--- start Excerpted data ---

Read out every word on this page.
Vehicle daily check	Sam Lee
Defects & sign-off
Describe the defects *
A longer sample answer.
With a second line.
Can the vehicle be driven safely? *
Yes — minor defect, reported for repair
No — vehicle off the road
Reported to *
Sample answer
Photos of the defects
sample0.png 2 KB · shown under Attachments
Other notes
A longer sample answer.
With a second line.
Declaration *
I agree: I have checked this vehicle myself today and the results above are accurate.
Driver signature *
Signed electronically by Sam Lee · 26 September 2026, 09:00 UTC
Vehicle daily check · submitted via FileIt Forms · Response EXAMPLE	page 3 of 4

--- end Excerpted data ---

Look for the word "this" and return every line where it occurs.

## Task solution
Read out every word on this page.
I agree: I have checked this vehicle myself today and the results above are accurate.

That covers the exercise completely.